#### Short task
Find every line in the records below that holds the word "tareas", and copy each one.

· · · · ·

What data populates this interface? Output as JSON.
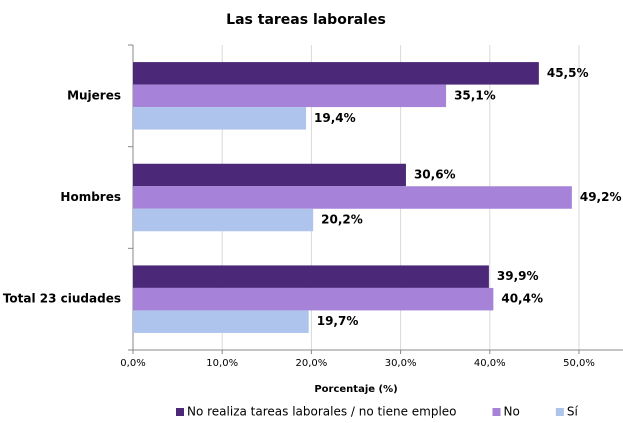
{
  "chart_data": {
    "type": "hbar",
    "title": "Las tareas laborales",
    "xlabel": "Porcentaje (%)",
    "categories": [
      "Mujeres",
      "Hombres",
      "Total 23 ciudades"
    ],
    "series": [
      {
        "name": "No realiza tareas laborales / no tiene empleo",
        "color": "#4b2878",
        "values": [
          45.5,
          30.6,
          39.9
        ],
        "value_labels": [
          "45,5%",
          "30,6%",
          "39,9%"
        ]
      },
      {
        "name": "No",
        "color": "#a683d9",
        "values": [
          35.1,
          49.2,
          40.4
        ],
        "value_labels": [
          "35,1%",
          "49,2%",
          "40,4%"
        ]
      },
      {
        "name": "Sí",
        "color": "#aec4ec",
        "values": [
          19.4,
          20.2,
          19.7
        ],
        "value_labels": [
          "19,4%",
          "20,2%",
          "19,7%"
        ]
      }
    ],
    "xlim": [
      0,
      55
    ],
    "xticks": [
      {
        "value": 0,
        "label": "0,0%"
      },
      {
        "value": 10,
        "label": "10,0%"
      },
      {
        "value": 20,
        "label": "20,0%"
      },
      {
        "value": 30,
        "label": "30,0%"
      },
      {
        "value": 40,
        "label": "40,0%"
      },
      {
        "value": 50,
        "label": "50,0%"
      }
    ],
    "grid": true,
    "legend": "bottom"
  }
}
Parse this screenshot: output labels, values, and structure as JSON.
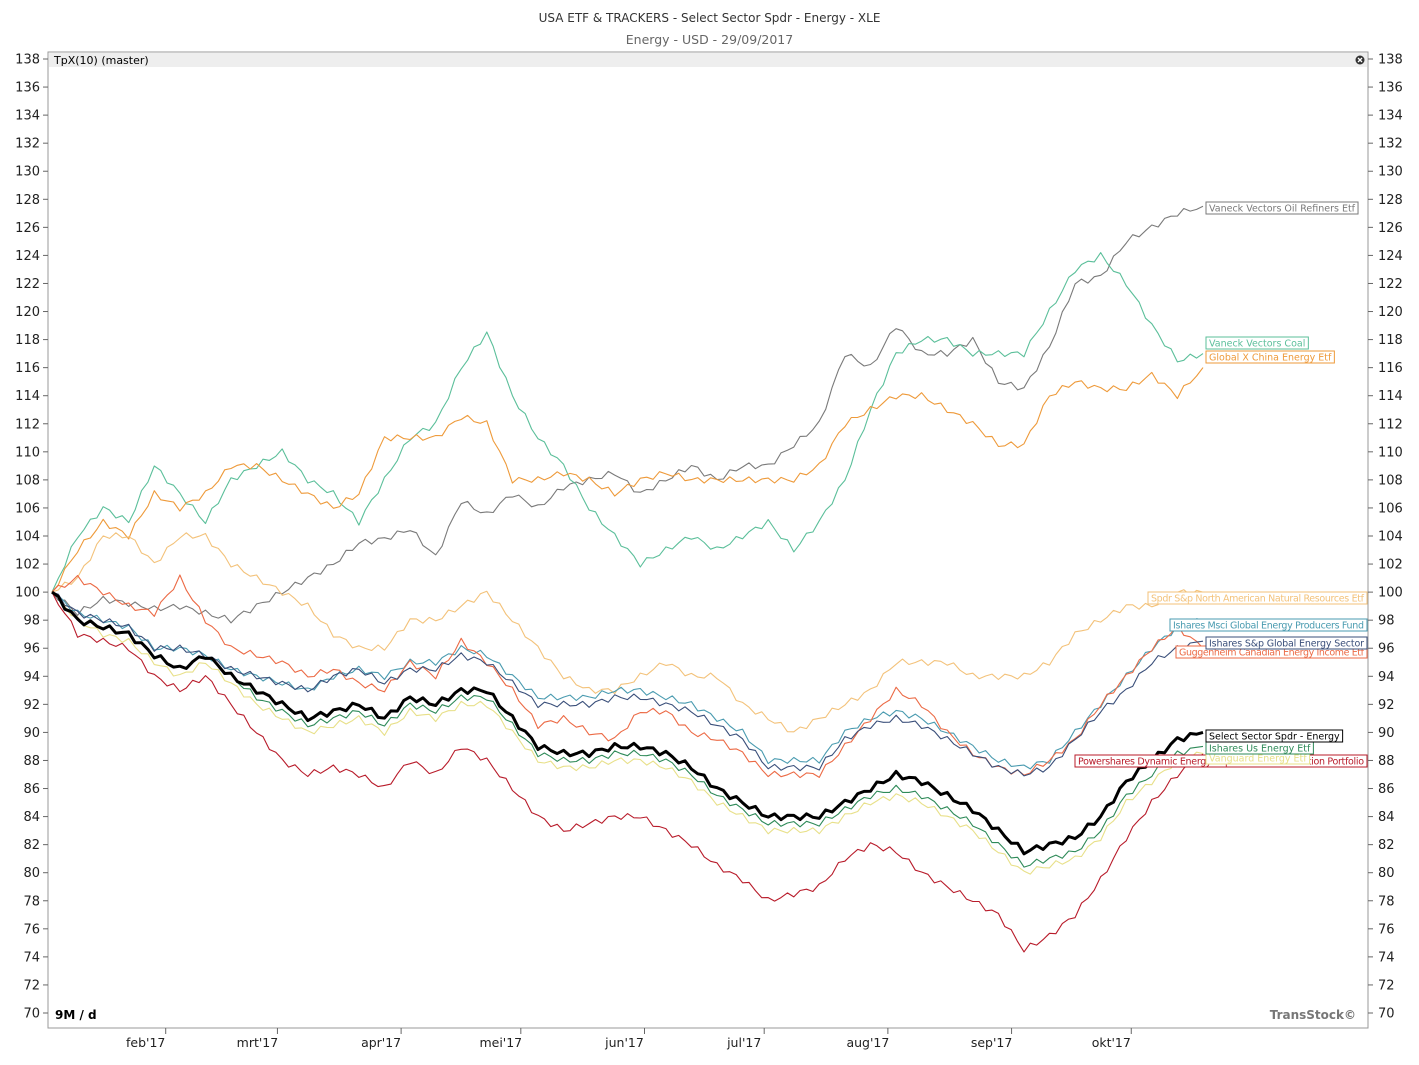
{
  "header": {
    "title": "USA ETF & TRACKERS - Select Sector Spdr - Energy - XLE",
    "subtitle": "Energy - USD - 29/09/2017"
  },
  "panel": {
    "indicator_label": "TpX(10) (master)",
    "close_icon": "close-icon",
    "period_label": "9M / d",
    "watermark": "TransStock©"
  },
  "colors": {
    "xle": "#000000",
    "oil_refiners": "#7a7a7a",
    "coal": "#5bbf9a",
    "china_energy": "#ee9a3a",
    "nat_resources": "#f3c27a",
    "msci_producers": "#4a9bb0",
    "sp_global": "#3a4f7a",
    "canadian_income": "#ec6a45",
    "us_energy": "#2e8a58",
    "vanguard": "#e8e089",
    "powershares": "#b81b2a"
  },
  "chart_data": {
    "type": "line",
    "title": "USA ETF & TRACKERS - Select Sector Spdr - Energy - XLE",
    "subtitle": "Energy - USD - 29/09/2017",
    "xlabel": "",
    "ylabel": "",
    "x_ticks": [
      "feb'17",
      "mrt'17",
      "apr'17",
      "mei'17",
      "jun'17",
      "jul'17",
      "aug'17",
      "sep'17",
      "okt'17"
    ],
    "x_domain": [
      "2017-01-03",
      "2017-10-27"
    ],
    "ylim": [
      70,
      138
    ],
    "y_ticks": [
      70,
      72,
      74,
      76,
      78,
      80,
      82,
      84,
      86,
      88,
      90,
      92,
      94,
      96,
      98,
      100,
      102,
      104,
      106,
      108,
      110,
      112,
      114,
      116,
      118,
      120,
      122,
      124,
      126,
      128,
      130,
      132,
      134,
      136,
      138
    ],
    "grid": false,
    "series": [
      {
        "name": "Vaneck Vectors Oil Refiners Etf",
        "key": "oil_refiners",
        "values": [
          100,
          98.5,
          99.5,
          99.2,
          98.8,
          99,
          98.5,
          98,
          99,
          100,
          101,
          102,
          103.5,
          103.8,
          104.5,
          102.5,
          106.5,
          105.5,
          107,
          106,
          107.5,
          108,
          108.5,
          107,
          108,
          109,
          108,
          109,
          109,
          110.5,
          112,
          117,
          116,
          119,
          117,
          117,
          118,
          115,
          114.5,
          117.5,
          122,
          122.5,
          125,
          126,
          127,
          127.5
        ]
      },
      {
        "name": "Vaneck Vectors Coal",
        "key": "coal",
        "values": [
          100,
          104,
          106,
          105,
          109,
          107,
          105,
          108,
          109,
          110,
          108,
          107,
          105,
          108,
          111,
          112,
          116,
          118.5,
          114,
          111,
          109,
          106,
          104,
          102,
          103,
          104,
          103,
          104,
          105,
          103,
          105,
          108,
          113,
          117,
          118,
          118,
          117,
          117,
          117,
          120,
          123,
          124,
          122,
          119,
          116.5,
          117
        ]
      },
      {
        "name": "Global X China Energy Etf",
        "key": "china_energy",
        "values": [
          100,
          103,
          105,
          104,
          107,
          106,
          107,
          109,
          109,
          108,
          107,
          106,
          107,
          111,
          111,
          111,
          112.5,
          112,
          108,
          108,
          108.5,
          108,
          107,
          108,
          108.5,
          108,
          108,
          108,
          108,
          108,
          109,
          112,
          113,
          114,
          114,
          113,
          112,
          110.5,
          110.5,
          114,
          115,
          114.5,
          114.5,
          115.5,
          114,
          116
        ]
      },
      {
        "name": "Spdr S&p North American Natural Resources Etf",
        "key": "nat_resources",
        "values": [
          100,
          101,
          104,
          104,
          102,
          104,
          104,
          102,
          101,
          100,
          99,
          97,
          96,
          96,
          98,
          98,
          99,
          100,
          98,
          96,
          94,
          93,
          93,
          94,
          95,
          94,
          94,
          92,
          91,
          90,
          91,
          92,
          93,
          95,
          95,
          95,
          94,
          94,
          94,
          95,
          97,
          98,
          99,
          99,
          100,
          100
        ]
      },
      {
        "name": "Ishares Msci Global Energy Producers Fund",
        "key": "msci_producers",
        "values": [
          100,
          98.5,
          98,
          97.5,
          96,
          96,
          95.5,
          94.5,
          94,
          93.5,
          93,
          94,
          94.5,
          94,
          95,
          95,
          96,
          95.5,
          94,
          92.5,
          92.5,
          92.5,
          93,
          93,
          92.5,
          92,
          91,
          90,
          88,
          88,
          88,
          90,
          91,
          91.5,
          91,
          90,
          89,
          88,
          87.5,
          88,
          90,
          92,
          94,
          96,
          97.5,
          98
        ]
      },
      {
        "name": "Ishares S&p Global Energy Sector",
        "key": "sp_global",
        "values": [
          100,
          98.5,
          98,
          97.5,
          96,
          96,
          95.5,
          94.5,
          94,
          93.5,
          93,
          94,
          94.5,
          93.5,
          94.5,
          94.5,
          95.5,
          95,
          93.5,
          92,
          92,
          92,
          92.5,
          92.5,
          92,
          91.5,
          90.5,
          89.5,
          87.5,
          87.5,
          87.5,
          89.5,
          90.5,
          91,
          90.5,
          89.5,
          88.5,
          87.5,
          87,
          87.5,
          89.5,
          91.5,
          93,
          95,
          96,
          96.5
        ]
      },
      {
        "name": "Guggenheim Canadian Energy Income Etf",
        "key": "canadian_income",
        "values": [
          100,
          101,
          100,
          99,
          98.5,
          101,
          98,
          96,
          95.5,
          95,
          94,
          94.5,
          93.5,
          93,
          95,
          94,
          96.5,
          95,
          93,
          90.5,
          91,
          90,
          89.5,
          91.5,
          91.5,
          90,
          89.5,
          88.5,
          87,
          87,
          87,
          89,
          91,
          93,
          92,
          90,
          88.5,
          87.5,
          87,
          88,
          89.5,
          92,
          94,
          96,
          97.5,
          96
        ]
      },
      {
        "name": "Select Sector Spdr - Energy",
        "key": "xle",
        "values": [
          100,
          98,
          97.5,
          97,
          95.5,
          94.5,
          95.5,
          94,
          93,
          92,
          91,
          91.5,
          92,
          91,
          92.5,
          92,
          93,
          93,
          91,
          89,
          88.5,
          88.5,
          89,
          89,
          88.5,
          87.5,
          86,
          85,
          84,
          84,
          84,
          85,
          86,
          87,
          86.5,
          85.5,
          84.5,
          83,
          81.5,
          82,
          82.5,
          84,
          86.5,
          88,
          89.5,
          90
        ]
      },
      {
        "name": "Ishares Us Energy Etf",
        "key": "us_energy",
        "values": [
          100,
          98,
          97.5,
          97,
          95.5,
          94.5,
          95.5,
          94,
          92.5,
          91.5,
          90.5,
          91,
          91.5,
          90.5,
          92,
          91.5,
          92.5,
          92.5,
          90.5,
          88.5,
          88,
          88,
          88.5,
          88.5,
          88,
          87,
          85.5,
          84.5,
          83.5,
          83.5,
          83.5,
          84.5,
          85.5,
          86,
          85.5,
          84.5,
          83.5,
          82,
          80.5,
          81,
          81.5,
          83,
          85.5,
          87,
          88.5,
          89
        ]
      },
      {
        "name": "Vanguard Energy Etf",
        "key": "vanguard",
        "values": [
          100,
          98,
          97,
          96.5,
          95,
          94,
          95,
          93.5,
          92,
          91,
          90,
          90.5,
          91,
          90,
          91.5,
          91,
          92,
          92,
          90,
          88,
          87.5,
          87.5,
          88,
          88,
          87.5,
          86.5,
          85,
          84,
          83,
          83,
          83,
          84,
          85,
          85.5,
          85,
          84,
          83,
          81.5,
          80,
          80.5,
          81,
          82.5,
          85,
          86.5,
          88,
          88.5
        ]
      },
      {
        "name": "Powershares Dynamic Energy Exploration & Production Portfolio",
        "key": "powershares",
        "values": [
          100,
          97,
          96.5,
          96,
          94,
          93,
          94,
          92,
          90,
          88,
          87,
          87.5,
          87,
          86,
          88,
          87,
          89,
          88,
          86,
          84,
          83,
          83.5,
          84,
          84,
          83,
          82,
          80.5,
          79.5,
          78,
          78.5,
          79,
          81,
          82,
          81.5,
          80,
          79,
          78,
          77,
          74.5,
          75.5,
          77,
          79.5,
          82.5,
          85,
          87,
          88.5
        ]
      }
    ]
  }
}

· · · · ·

#### Result of this exercise
    "title": "Las tareas laborales",
        "name": "No realiza tareas laborales / no tiene empleo",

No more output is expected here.